> EXERCISE DESCRIPTION
Copy out each line of the data holding "JSON".

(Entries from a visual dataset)
======
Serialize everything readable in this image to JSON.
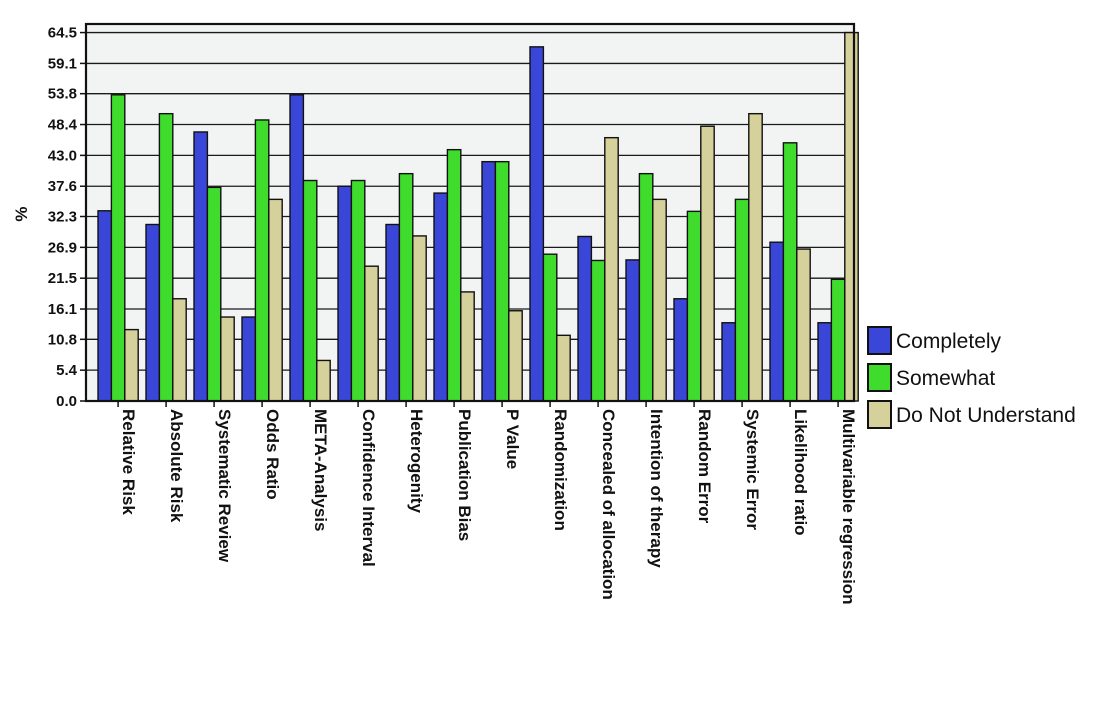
{
  "chart_data": {
    "type": "bar",
    "ylabel": "%",
    "xlabel": "",
    "title": "",
    "ylim": [
      0,
      66
    ],
    "yticks": [
      "0.0",
      "5.4",
      "10.8",
      "16.1",
      "21.5",
      "26.9",
      "32.3",
      "37.6",
      "43.0",
      "48.4",
      "53.8",
      "59.1",
      "64.5"
    ],
    "grid": true,
    "legend_position": "right",
    "categories": [
      "Relative Risk",
      "Absolute Risk",
      "Systematic Review",
      "Odds Ratio",
      "META-Analysis",
      "Confidence Interval",
      "Heterogenity",
      "Publication Bias",
      "P Value",
      "Randomization",
      "Concealed of allocation",
      "Intention of therapy",
      "Random Error",
      "Systemic Error",
      "Likelihood ratio",
      "Multivariable regression"
    ],
    "series": [
      {
        "name": "Completely",
        "color": "#3a46d8",
        "values": [
          33.3,
          30.9,
          47.1,
          14.7,
          53.6,
          37.6,
          30.9,
          36.4,
          41.9,
          62.0,
          28.8,
          24.7,
          17.9,
          13.7,
          27.8,
          13.7
        ]
      },
      {
        "name": "Somewhat",
        "color": "#3fdc2e",
        "values": [
          53.6,
          50.3,
          37.4,
          49.2,
          38.6,
          38.6,
          39.8,
          44.0,
          41.9,
          25.7,
          24.6,
          39.8,
          33.2,
          35.3,
          45.2,
          21.3
        ]
      },
      {
        "name": "Do Not Understand",
        "color": "#d6d09a",
        "values": [
          12.5,
          17.9,
          14.7,
          35.3,
          7.1,
          23.6,
          28.9,
          19.1,
          15.8,
          11.5,
          46.1,
          35.3,
          48.1,
          50.3,
          26.6,
          64.5
        ]
      }
    ]
  }
}
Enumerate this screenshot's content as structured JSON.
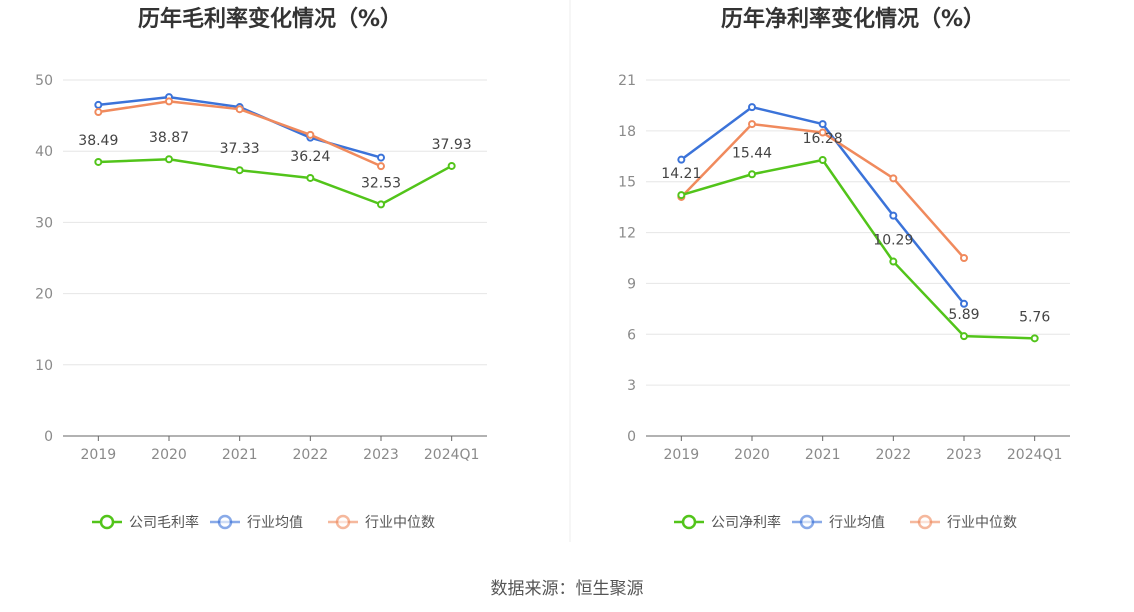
{
  "source_label": "数据来源：恒生聚源",
  "chart_data": [
    {
      "type": "line",
      "title": "历年毛利率变化情况（%）",
      "categories": [
        "2019",
        "2020",
        "2021",
        "2022",
        "2023",
        "2024Q1"
      ],
      "ylim": [
        0,
        50
      ],
      "yticks": [
        0,
        10,
        20,
        30,
        40,
        50
      ],
      "grid": true,
      "legend": "bottom",
      "series": [
        {
          "name": "公司毛利率",
          "color": "#52c41a",
          "labeled": true,
          "values": [
            38.49,
            38.87,
            37.33,
            36.24,
            32.53,
            37.93
          ]
        },
        {
          "name": "行业均值",
          "color": "#3b73d9",
          "labeled": false,
          "values": [
            46.5,
            47.6,
            46.2,
            41.9,
            39.1,
            null
          ]
        },
        {
          "name": "行业中位数",
          "color": "#f08a5d",
          "labeled": false,
          "values": [
            45.5,
            47.0,
            45.9,
            42.3,
            37.9,
            null
          ]
        }
      ]
    },
    {
      "type": "line",
      "title": "历年净利率变化情况（%）",
      "categories": [
        "2019",
        "2020",
        "2021",
        "2022",
        "2023",
        "2024Q1"
      ],
      "ylim": [
        0,
        21
      ],
      "yticks": [
        0,
        3,
        6,
        9,
        12,
        15,
        18,
        21
      ],
      "grid": true,
      "legend": "bottom",
      "series": [
        {
          "name": "公司净利率",
          "color": "#52c41a",
          "labeled": true,
          "values": [
            14.21,
            15.44,
            16.28,
            10.29,
            5.89,
            5.76
          ]
        },
        {
          "name": "行业均值",
          "color": "#3b73d9",
          "labeled": false,
          "values": [
            16.3,
            19.4,
            18.4,
            13.0,
            7.8,
            null
          ]
        },
        {
          "name": "行业中位数",
          "color": "#f08a5d",
          "labeled": false,
          "values": [
            14.1,
            18.4,
            17.9,
            15.2,
            10.5,
            null
          ]
        }
      ]
    }
  ]
}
======
> TASK RESULT
Serialize everything readable in this image to JSON.
Enumerate this screenshot's content as structured JSON.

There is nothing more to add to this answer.